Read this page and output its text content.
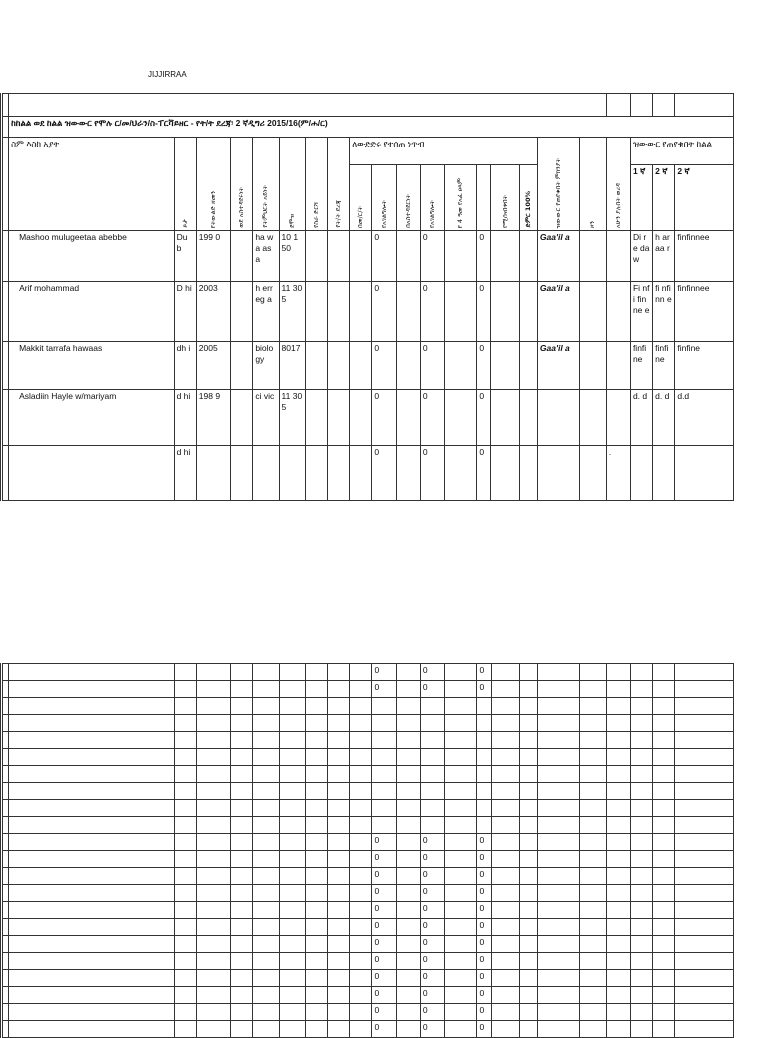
JIJJIRRAA

	ከከልል ወደ ከልል ዝውውር የሞሉ ር/መ/ህራን/ስ-ፐርቫይዘር - የት/ት ደረጃ፡ 2 ኛዲግሪ 2015/16(ም/ሐ/ር)																					
	ስም እስከ አያት	ጾታ	የትውልድ ዘመን	ወደ አስተዳደሩነት	የትምህርት አይነት	ደሞዝ	የስራ ድርሻ	የት/ት ደረጃ	ለውድድሩ የተሰጠ ነጥብ								ዝውውር የጠየቁበት ምክንያት	ዞን	አሁን ያሉበት ወረዳ	ዝውውር የጠየቁበት ከልል		
									በመ/ር/ት	የአገልግሎት	በአስተዳደርነት	የአገልግሎት	የ 4 ዓመ የአፈ ፀጻም		የሚሰናበቱበት	ድምር 100%				1 ኛ	2 ኛ	2 ኛ
	Mashoo mulugeetaa abebbe	Du b	199 0		ha wa as a	10 150				0		0		0			Gaa'il a			Di re da w	h ar aa r	finfinnee
	Arif mohammad	D hi	2003		h err eg a	11 305				0		0		0			Gaa'il a			Fi nfi fin ne e	fi nfi nn e	finfinnee
	Makkit tarrafa hawaas	dh i	2005		biology	8017				0		0		0			Gaa'il a			finfine	finfine	finfine
	Asladiin Hayle w/mariyam	d hi	198 9		ci vic	11 305				0		0		0						d. d	d. d	d.d
		d hi								0		0		0					.			
										0		0		0								
										0		0		0								

										0		0		0								
										0		0		0								
										0		0		0								
										0		0		0								
										0		0		0								
										0		0		0								
										0		0		0								
										0		0		0								
										0		0		0								
										0		0		0								
										0		0		0								
										0		0		0								
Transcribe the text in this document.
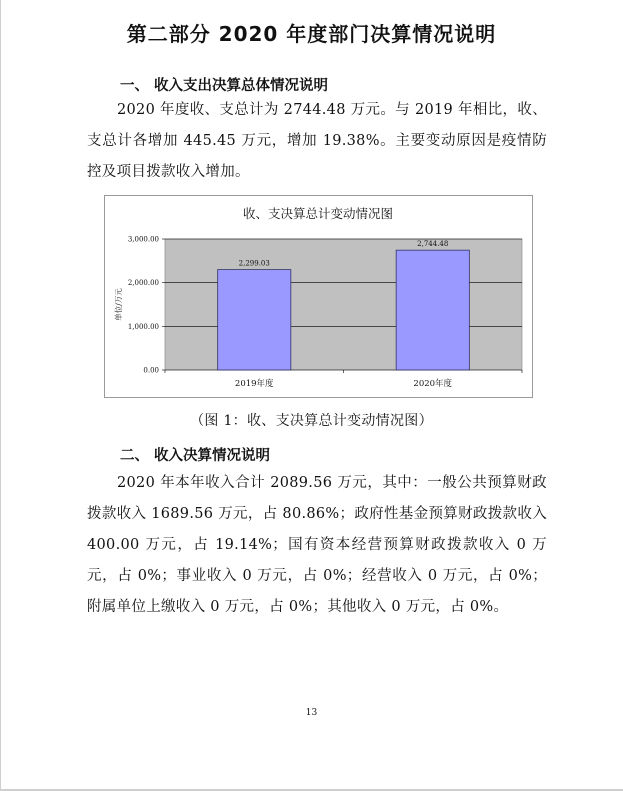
第二部分 2020 年度部门决算情况说明
一、 收入支出决算总体情况说明

2020 年度收、支总计为 2744.48 万元。与 2019 年相比，收、支总计各增加 445.45 万元，增加 19.38%。主要变动原因是疫情防控及项目拨款收入增加。

收、支决算总计变动情况图
0.00
1,000.00
2,000.00
3,000.00
2,299.03
2,744.48
2019年度	2020年度
单位/万元

（图 1：收、支决算总计变动情况图）

二、 收入决算情况说明

2020 年本年收入合计 2089.56 万元，其中：一般公共预算财政拨款收入 1689.56 万元，占 80.86%；政府性基金预算财政拨款收入 400.00 万元，占 19.14%；国有资本经营预算财政拨款收入 0 万元，占 0%；事业收入 0 万元，占 0%；经营收入 0 万元，占 0%；附属单位上缴收入 0 万元，占 0%；其他收入 0 万元，占 0%。

13
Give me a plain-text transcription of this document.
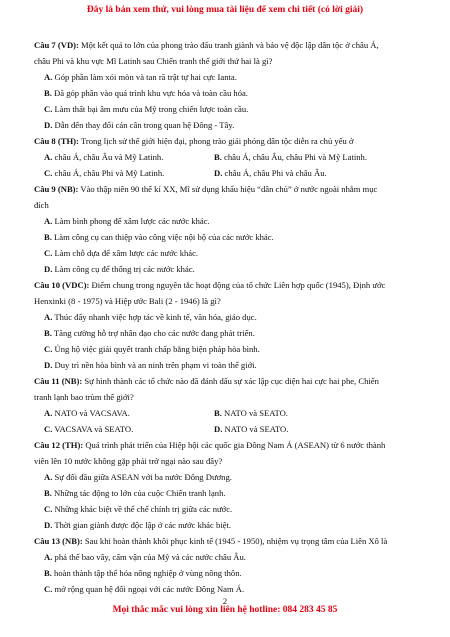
Đây là bản xem thử, vui lòng mua tài liệu để xem chi tiết (có lời giải)
Câu 7 (VD): Một kết quả to lớn của phong trào đấu tranh giành và bảo vệ độc lập dân tộc ở châu Á,
châu Phi và khu vực Mĩ Latinh sau Chiến tranh thế giới thứ hai là gì?
A. Góp phần làm xói mòn và tan rã trật tự hai cực Ianta.
B. Đã góp phần vào quá trình khu vực hóa và toàn cầu hóa.
C. Làm thất bại âm mưu của Mỹ trong chiến lược toàn cầu.
D. Dẫn đến thay đổi cán cân trong quan hệ Đông - Tây.
Câu 8 (TH): Trong lịch sử thế giới hiện đại, phong trào giải phóng dân tộc diễn ra chủ yếu ở
A. châu Á, châu Âu và Mỹ Latinh.	B. châu Á, châu Âu, châu Phi và Mỹ Latinh.
C. châu Á, châu Phi và Mỹ Latinh.	D. châu Á, châu Phi và châu Âu.
Câu 9 (NB): Vào thập niên 90 thế kỉ XX, Mĩ sử dụng khẩu hiệu “dân chủ” ở nước ngoài nhằm mục
đích
A. Làm bình phong để xâm lược các nước khác.
B. Làm công cụ can thiệp vào công việc nội bộ của các nước khác.
C. Làm chỗ dựa để xâm lược các nước khác.
D. Làm công cụ để thống trị các nước khác.
Câu 10 (VDC): Điểm chung trong nguyên tắc hoạt động của tổ chức Liên hợp quốc (1945), Định ước
Henxinki (8 - 1975) và Hiệp ước Bali (2 - 1946) là gì?
A. Thúc đẩy nhanh việc hợp tác về kinh tế, văn hóa, giáo dục.
B. Tăng cường hỗ trợ nhân đạo cho các nước đang phát triển.
C. Ủng hộ việc giải quyết tranh chấp bằng biện pháp hòa bình.
D. Duy trì nền hòa bình và an ninh trên phạm vi toàn thế giới.
Câu 11 (NB): Sự hình thành các tổ chức nào đã đánh dấu sự xác lập cục diện hai cực hai phe, Chiến
tranh lạnh bao trùm thế giới?
A. NATO và VACSAVA.	B. NATO và SEATO.
C. VACSAVA và SEATO.	D. NATO và SEATO.
Câu 12 (TH): Quá trình phát triển của Hiệp hội các quốc gia Đông Nam Á (ASEAN) từ 6 nước thành
viên lên 10 nước không gặp phải trở ngại nào sau đây?
A. Sự đối đầu giữa ASEAN với ba nước Đông Dương.
B. Những tác động to lớn của cuộc Chiến tranh lạnh.
C. Những khác biệt về thể chế chính trị giữa các nước.
D. Thời gian giành được độc lập ở các nước khác biệt.
Câu 13 (NB): Sau khi hoàn thành khôi phục kinh tế (1945 - 1950), nhiệm vụ trọng tâm của Liên Xô là
A. phá thế bao vây, cấm vận của Mỹ và các nước châu Âu.
B. hoàn thành tập thể hóa nông nghiệp ở vùng nông thôn.
C. mở rộng quan hệ đối ngoại với các nước Đông Nam Á.
2
Mọi thắc mắc vui lòng xin liên hệ hotline: 084 283 45 85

========================================

REQUIRED TASK
Report each line in the data that holds the word "this".

ANSWER FOR THE TASK
Read this page and output its text content.
Transcribe the text in this document.
Give me a plain-text transcription of this document.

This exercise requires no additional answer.